Data excerpts
§

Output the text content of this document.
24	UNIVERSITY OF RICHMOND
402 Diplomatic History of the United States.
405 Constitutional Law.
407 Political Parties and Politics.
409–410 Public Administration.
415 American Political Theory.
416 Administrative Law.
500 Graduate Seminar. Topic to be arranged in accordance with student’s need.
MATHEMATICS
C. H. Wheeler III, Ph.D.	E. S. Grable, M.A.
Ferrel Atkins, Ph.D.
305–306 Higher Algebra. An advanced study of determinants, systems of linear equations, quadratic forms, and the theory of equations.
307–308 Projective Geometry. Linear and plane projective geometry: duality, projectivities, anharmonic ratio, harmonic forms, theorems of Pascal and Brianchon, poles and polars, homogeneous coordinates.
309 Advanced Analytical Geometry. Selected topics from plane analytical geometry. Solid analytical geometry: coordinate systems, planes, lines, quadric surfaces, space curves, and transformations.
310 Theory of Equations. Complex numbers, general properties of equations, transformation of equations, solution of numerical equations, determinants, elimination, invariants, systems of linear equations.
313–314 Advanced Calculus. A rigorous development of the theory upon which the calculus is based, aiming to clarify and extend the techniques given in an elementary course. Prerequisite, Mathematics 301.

§

◆ Request ◆
Could you reproduce every record above exactly as it appears?

◆ Task result ◆
Output the text content of this document.
24	UNIVERSITY OF RICHMOND
402 Diplomatic History of the United States.
405 Constitutional Law.
407 Political Parties and Politics.
409–410 Public Administration.
415 American Political Theory.
416 Administrative Law.
500 Graduate Seminar. Topic to be arranged in accordance with student’s need.
MATHEMATICS
C. H. Wheeler III, Ph.D.	E. S. Grable, M.A.
Ferrel Atkins, Ph.D.
305–306 Higher Algebra. An advanced study of determinants, systems of linear equations, quadratic forms, and the theory of equations.
307–308 Projective Geometry. Linear and plane projective geometry: duality, projectivities, anharmonic ratio, harmonic forms, theorems of Pascal and Brianchon, poles and polars, homogeneous coordinates.
309 Advanced Analytical Geometry. Selected topics from plane analytical geometry. Solid analytical geometry: coordinate systems, planes, lines, quadric surfaces, space curves, and transformations.
310 Theory of Equations. Complex numbers, general properties of equations, transformation of equations, solution of numerical equations, determinants, elimination, invariants, systems of linear equations.
313–314 Advanced Calculus. A rigorous development of the theory upon which the calculus is based, aiming to clarify and extend the techniques given in an elementary course. Prerequisite, Mathematics 301.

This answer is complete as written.